* [WRITTEN INSTRUCTION]:
Give every line back verbatim, dropping all images.

* [Dataset entries]:

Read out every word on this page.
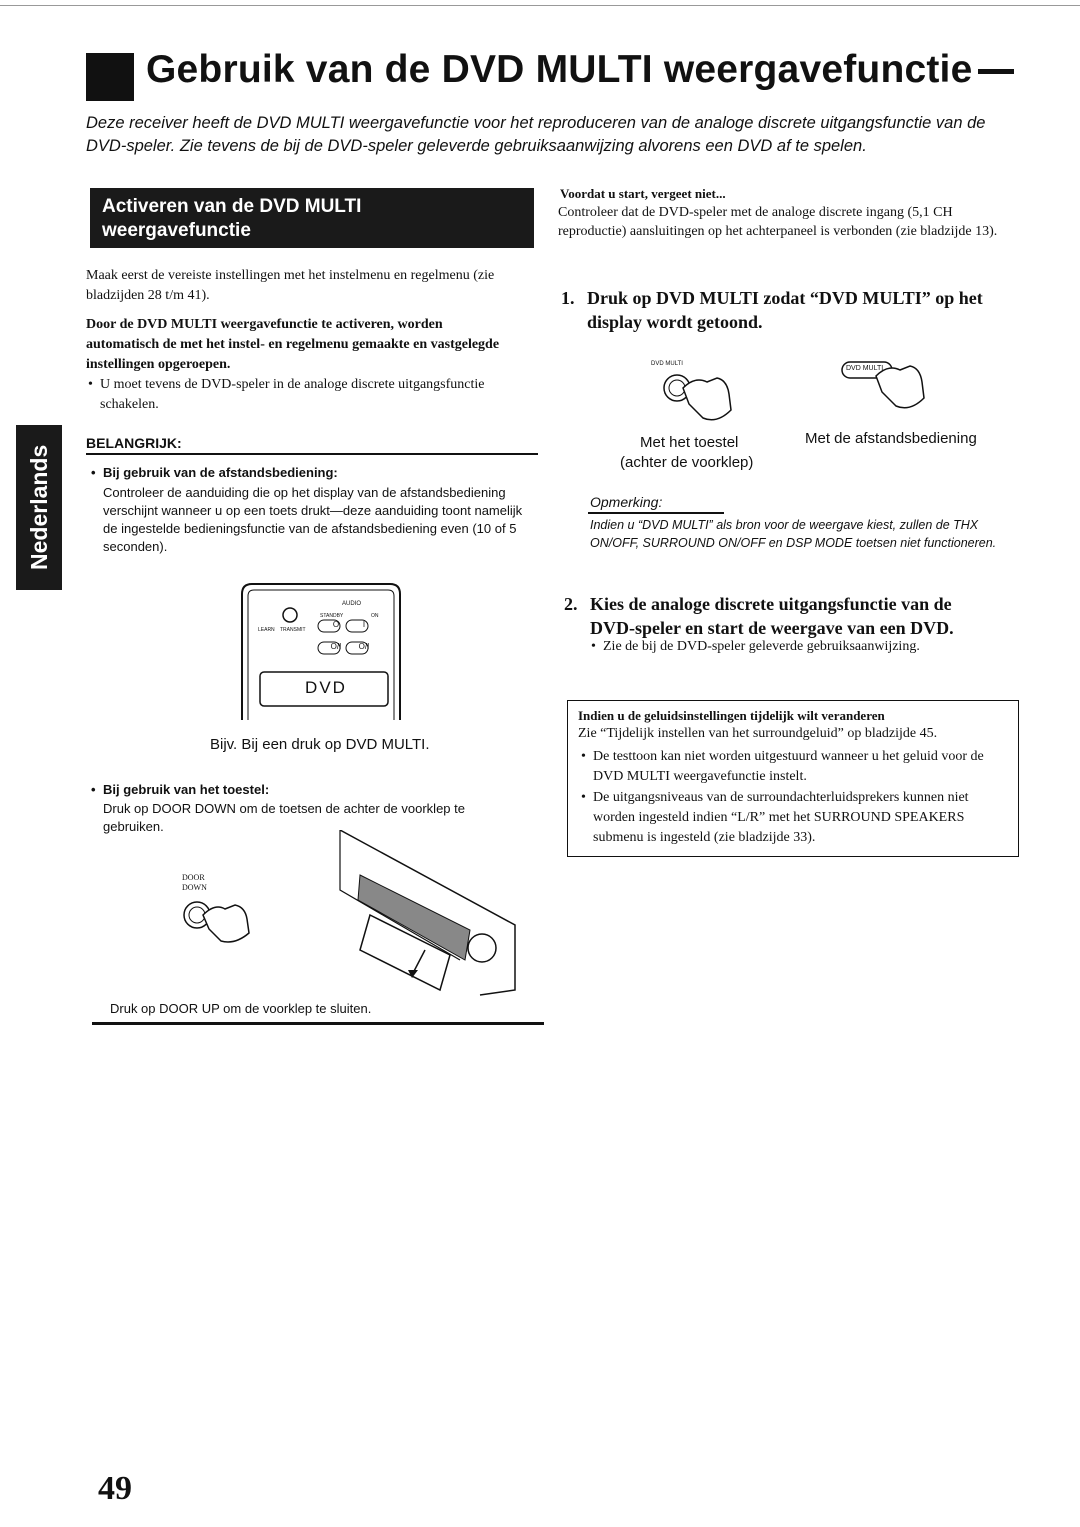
Gebruik van de DVD MULTI weergavefunctie
Deze receiver heeft de DVD MULTI weergavefunctie voor het reproduceren van de analoge discrete uitgangsfunctie van de DVD-speler. Zie tevens de bij de DVD-speler geleverde gebruiksaanwijzing alvorens een DVD af te spelen.
Nederlands
Activeren van de DVD MULTI
weergavefunctie
Maak eerst de vereiste instellingen met het instelmenu en regelmenu (zie bladzijden 28 t/m 41).
Door de DVD MULTI weergavefunctie te activeren, worden automatisch de met het instel- en regelmenu gemaakte en vastgelegde instellingen opgeroepen.
• U moet tevens de DVD-speler in de analoge discrete uitgangsfunctie schakelen.
BELANGRIJK:
• Bij gebruik van de afstandsbediening:
Controleer de aanduiding die op het display van de afstandsbediening verschijnt wanneer u op een toets drukt—deze aanduiding toont namelijk de ingestelde bedieningsfunctie van de afstandsbediening even (10 of 5 seconden).
AUDIO
STANDBY	ON
LEARN TRANSMIT
O	I
O/I	O/I
DVD
Bijv. Bij een druk op DVD MULTI.
• Bij gebruik van het toestel:
Druk op DOOR DOWN om de toetsen de achter de voorklep te gebruiken.
DOOR
DOWN
Druk op DOOR UP om de voorklep te sluiten.
Voordat u start, vergeet niet...
Controleer dat de DVD-speler met de analoge discrete ingang (5,1 CH reproductie) aansluitingen op het achterpaneel is verbonden (zie bladzijde 13).
1. Druk op DVD MULTI zodat “DVD MULTI” op het display wordt getoond.
DVD MULTI
DVD MULTI
Met het toestel
(achter de voorklep)
Met de afstandsbediening
Opmerking:
Indien u “DVD MULTI” als bron voor de weergave kiest, zullen de THX ON/OFF, SURROUND ON/OFF en DSP MODE toetsen niet functioneren.
2. Kies de analoge discrete uitgangsfunctie van de DVD-speler en start de weergave van een DVD.
• Zie de bij de DVD-speler geleverde gebruiksaanwijzing.
Indien u de geluidsinstellingen tijdelijk wilt veranderen
Zie “Tijdelijk instellen van het surroundgeluid” op bladzijde 45.
• De testtoon kan niet worden uitgestuurd wanneer u het geluid voor de DVD MULTI weergavefunctie instelt.
• De uitgangsniveaus van de surroundachterluidsprekers kunnen niet worden ingesteld indien “L/R” met het SURROUND SPEAKERS submenu is ingesteld (zie bladzijde 33).
49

* [ANSWER FOR THIS EXERCISE]:
Read out every word on this page.
Gebruik van de DVD MULTI weergavefunctie
Deze receiver heeft de DVD MULTI weergavefunctie voor het reproduceren van de analoge discrete uitgangsfunctie van de DVD-speler. Zie tevens de bij de DVD-speler geleverde gebruiksaanwijzing alvorens een DVD af te spelen.
Nederlands
Activeren van de DVD MULTI
weergavefunctie
Maak eerst de vereiste instellingen met het instelmenu en regelmenu (zie bladzijden 28 t/m 41).
Door de DVD MULTI weergavefunctie te activeren, worden automatisch de met het instel- en regelmenu gemaakte en vastgelegde instellingen opgeroepen.
• U moet tevens de DVD-speler in de analoge discrete uitgangsfunctie schakelen.
BELANGRIJK:
• Bij gebruik van de afstandsbediening:
Controleer de aanduiding die op het display van de afstandsbediening verschijnt wanneer u op een toets drukt—deze aanduiding toont namelijk de ingestelde bedieningsfunctie van de afstandsbediening even (10 of 5 seconden).
AUDIO
STANDBY	ON
LEARN TRANSMIT
O	I
O/I	O/I
DVD
Bijv. Bij een druk op DVD MULTI.
• Bij gebruik van het toestel:
Druk op DOOR DOWN om de toetsen de achter de voorklep te gebruiken.
DOOR
DOWN
Druk op DOOR UP om de voorklep te sluiten.
Voordat u start, vergeet niet...
Controleer dat de DVD-speler met de analoge discrete ingang (5,1 CH reproductie) aansluitingen op het achterpaneel is verbonden (zie bladzijde 13).
1. Druk op DVD MULTI zodat “DVD MULTI” op het display wordt getoond.
DVD MULTI
DVD MULTI
Met het toestel
(achter de voorklep)
Met de afstandsbediening
Opmerking:
Indien u “DVD MULTI” als bron voor de weergave kiest, zullen de THX ON/OFF, SURROUND ON/OFF en DSP MODE toetsen niet functioneren.
2. Kies de analoge discrete uitgangsfunctie van de DVD-speler en start de weergave van een DVD.
• Zie de bij de DVD-speler geleverde gebruiksaanwijzing.
Indien u de geluidsinstellingen tijdelijk wilt veranderen
Zie “Tijdelijk instellen van het surroundgeluid” op bladzijde 45.
• De testtoon kan niet worden uitgestuurd wanneer u het geluid voor de DVD MULTI weergavefunctie instelt.
• De uitgangsniveaus van de surroundachterluidsprekers kunnen niet worden ingesteld indien “L/R” met het SURROUND SPEAKERS submenu is ingesteld (zie bladzijde 33).
49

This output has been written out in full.